■ **Goal**
Set the data down again, exactly as it reads, but without the pictures.

■ **Data for the task**
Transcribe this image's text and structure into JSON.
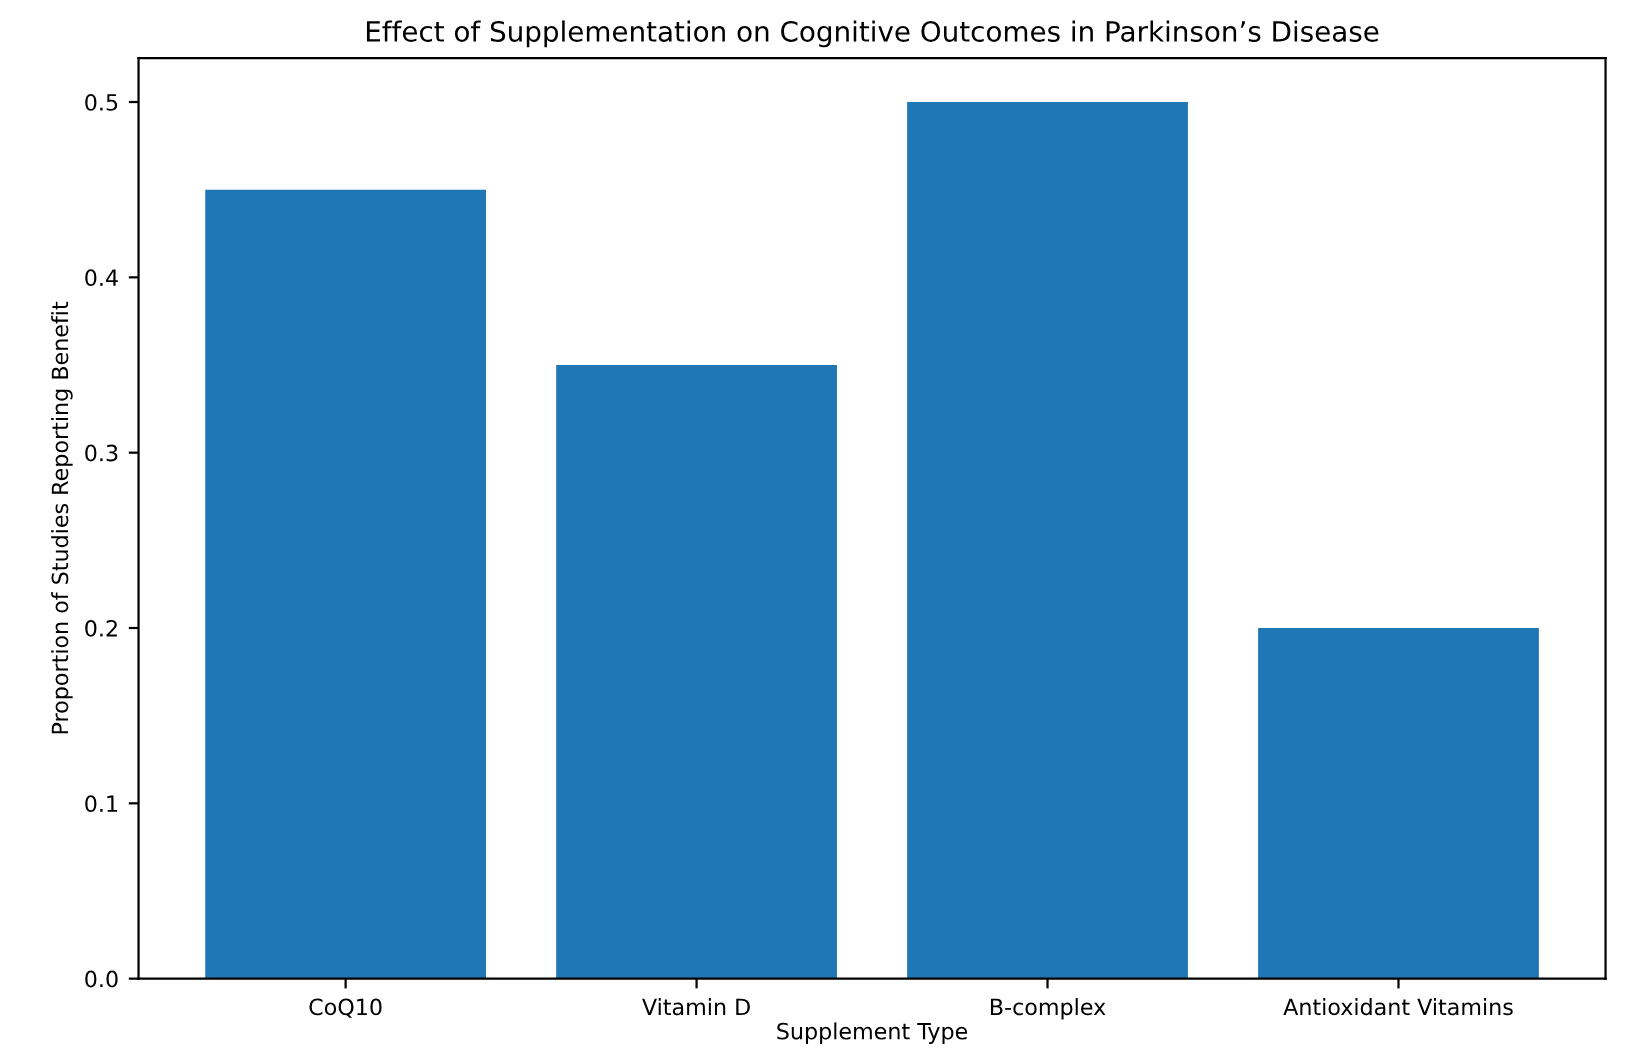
{
  "chart_data": {
    "type": "bar",
    "title": "Effect of Supplementation on Cognitive Outcomes in Parkinson’s Disease",
    "xlabel": "Supplement Type",
    "ylabel": "Proportion of Studies Reporting Benefit",
    "categories": [
      "CoQ10",
      "Vitamin D",
      "B-complex",
      "Antioxidant Vitamins"
    ],
    "values": [
      0.45,
      0.35,
      0.5,
      0.2
    ],
    "color": "#1f77b4",
    "ylim": [
      0,
      0.525
    ],
    "yticks": [
      {
        "value": 0,
        "label": "0.0"
      },
      0.1,
      0.2,
      0.3,
      0.4,
      0.5
    ],
    "grid": false
  }
}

■ **Response to the exercise**
Transcribe this image's text and structure into JSON.
{
  "chart_data": {
    "type": "bar",
    "title": "Effect of Supplementation on Cognitive Outcomes in Parkinson’s Disease",
    "xlabel": "Supplement Type",
    "ylabel": "Proportion of Studies Reporting Benefit",
    "categories": [
      "CoQ10",
      "Vitamin D",
      "B-complex",
      "Antioxidant Vitamins"
    ],
    "values": [
      0.45,
      0.35,
      0.5,
      0.2
    ],
    "color": "#1f77b4",
    "ylim": [
      0,
      0.525
    ],
    "yticks": [
      {
        "value": 0,
        "label": "0.0"
      },
      0.1,
      0.2,
      0.3,
      0.4,
      0.5
    ],
    "grid": false
  }
}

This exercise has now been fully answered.